Próximo el final de siglo apareció un nuevo buscador: Google. Con él crecieron las probabilidades de encontrar cualquier página. Como el número de conexiones iba creciendo, los precios bajaban, y las webs valiosas acababan recibiendo más atención, medio mundo se lanzó a publicar relatos, críticas, fotografías, artículos; lo que fuese: en páginas personales o en lugares colectivos, como Geocities. Y si antes era necesario tener un programa para fabricar webs, que luego debían subirse a la Red, enseguida hubo sistemas que ponían todo el proceso al alcance de cualquiera y, además, permitían comentarios. Habían nacido los blogs y estábamos en el cambio de milenio.
Para demostrar la viabilidad de la colaboración, nació y creció Wikipedia. Los profesionales usábamos cada vez más la web para experimentar nuevas formas de edición o comunicarnos con nuestros clientes o alumnos. Para manejar esta eclosión de conversaciones surgieron los agregadores (RSS), que enviaban información periódica sobre novedades. Con ellos hace una década estábamos al día de no menos de 80 o 90 fuentes diferentes. Un post de blog no era necesariamente algo breve y perecedero, sino que podía constituir todo un artículo, bibliografía y enlaces incluidos. Por supuesto, había blogs y webs sobre temas baladíes, pero también se podían encontrar otros de “alta cultura”. Esa web creada por sus usuarios se llamó 2.0.
Estamos en 2006, y ya hay más de 100 millones de sitios web en el mundo, los tienen instituciones, empresas y particulares. Pero había aparecido algo llamado Facebook y luego Twitter, y era más fácil y visible publicar algo ahí que en tu propia página. El efecto a medio plazo fue abandonar el funcionamiento mediante blogs y RSS a favor de algo que —lo fuimos descubriendo— filtraba qué veías. Solo más tarde supimos el problema de que también accediera a nuestros gustos y contactos.

ACCIÓN REQUERIDA A:
En el texto sobre la historia de la web, ¿cuántos sitios web había en el mundo en 2006?
ACCIÓN REQUERIDA B:
Enumera todos los sitios y servicios web que el texto sobre la historia de la web menciona con nombre propio.
ACCIÓN REQUERIDA C:
Prosigue el texto sobre la historia de la web a partir de su última oración.

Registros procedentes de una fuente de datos
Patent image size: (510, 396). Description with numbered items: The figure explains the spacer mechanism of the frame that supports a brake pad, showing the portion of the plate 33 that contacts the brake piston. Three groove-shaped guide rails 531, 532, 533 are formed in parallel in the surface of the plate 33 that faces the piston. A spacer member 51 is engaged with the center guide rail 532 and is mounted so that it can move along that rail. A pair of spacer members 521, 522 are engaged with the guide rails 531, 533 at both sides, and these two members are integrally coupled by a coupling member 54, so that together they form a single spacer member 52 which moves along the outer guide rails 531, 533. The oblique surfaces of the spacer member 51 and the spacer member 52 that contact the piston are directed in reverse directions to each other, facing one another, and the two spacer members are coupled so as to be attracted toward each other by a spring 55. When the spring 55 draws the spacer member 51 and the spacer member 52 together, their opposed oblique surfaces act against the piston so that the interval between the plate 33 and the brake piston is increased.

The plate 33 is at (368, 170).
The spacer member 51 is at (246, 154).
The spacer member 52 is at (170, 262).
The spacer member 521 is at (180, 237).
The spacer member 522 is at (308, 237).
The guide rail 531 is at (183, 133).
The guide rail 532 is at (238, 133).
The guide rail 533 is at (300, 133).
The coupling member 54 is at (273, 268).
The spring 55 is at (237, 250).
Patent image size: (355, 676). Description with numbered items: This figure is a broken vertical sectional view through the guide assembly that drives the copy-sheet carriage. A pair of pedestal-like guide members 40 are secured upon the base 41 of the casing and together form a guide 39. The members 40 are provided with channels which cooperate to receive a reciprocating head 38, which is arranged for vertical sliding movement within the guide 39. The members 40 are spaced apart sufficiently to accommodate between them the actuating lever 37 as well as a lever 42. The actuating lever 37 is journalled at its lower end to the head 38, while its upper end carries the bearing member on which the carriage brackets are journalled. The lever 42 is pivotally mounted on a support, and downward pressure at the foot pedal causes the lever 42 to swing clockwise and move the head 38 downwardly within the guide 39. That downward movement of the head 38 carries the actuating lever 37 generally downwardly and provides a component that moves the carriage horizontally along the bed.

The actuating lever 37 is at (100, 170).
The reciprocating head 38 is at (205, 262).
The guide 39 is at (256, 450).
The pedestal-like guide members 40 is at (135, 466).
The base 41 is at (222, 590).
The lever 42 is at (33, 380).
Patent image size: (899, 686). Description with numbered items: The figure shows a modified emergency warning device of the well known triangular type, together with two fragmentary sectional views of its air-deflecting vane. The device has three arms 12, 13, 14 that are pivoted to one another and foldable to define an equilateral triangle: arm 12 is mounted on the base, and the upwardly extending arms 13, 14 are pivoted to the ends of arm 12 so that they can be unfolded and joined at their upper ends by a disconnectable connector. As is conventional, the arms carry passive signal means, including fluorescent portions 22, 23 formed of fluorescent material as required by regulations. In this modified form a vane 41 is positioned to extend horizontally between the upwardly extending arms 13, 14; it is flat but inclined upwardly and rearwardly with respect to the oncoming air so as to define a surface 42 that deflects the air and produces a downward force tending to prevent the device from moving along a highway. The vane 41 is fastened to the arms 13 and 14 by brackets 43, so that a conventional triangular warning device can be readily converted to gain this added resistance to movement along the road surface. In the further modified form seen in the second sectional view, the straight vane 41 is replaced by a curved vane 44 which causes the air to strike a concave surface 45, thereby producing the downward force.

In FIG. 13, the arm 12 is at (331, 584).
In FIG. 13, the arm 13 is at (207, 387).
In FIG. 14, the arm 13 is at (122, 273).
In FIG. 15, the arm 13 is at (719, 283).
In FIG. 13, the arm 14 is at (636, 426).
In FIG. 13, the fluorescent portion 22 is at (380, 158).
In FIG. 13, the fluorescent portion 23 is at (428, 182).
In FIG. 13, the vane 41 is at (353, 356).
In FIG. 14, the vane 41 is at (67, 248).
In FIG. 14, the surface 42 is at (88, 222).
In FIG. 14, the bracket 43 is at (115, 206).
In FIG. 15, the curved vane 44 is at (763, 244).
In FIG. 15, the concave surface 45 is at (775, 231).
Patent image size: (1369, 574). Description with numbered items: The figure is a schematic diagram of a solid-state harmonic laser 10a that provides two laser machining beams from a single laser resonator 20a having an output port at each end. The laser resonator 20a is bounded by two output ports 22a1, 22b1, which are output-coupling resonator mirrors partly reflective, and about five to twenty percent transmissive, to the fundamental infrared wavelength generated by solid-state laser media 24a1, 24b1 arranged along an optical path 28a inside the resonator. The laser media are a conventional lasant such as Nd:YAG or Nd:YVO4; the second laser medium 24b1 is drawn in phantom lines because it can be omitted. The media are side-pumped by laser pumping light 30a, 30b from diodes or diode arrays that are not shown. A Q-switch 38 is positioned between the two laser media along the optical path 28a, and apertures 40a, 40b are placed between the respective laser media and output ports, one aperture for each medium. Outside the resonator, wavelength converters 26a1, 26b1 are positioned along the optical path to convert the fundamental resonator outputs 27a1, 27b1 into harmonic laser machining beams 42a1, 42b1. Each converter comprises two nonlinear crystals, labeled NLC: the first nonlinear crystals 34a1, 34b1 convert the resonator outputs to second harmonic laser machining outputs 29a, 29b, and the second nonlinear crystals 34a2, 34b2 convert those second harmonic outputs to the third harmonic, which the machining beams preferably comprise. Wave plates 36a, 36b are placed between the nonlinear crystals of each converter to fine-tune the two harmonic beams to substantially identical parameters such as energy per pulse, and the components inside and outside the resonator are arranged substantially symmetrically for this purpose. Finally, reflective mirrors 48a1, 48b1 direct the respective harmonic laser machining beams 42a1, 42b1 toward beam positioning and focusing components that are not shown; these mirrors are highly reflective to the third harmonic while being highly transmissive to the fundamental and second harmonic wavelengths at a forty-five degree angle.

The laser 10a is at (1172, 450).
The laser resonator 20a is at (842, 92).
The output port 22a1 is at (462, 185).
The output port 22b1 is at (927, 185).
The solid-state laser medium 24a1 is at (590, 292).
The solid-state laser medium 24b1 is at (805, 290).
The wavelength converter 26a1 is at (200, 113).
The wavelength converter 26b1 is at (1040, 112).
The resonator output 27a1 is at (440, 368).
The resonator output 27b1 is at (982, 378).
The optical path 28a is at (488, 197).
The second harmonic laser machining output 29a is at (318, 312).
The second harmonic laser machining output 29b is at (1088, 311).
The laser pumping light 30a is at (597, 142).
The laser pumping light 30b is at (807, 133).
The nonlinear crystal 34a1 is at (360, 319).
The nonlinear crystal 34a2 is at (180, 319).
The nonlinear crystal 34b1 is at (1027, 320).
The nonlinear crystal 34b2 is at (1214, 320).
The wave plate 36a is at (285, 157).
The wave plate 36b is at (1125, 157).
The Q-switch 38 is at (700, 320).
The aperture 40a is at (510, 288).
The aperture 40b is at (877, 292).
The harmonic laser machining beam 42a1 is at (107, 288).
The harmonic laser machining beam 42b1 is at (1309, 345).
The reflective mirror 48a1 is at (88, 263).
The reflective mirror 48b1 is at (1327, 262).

ESPACIO DE RESPUESTA A:
Había más de 100 millones de sitios web en el mundo.

ESPACIO DE RESPUESTA B:
Google, Geocities, Wikipedia, Facebook y Twitter.

ESPACIO DE RESPUESTA C:
Mientras tanto, habían aparecido más servicios gratuitos: Flickr para fotos, YouTube para vídeos, y los blogs se fueron despoblando. La puntilla la dio el cierre del mejor servicio de RSS, Google Reader, para empujar a usar Google+. En vez de la miríada de sitios de los años anteriores, la web se concentraba en un puñado de gigantescos servicios. Renunciamos incluso a nuestro correo cuando, hace una década, Gmail ofreció gestionarnos la correspondencia a cambio de anuncios.
En 2012, el tecnólogo Anil Dash ya podía hablar de “la web que perdimos”. Y así hemos llegado hasta aquí. La generación de mis hijos nunca ha usado un correo que no sea Gmail y, por supuesto, tienen todas sus cosas en Instagram, Facebook… No solo han puesto en manos de terceros su vida privada, sino que si estos servicios cambian las condiciones, cierran o se hacen de pago se quedarán sin su memoria documental. Ya ha pasado otras veces: Geocities (el tercer sitio más visitado de la web) cerró en 2009; Delicious, que guardaba 180 millones de direcciones web de cinco millones de usuarios, se convirtió en un servicio de pago. Google+ acaba de discontinuarse.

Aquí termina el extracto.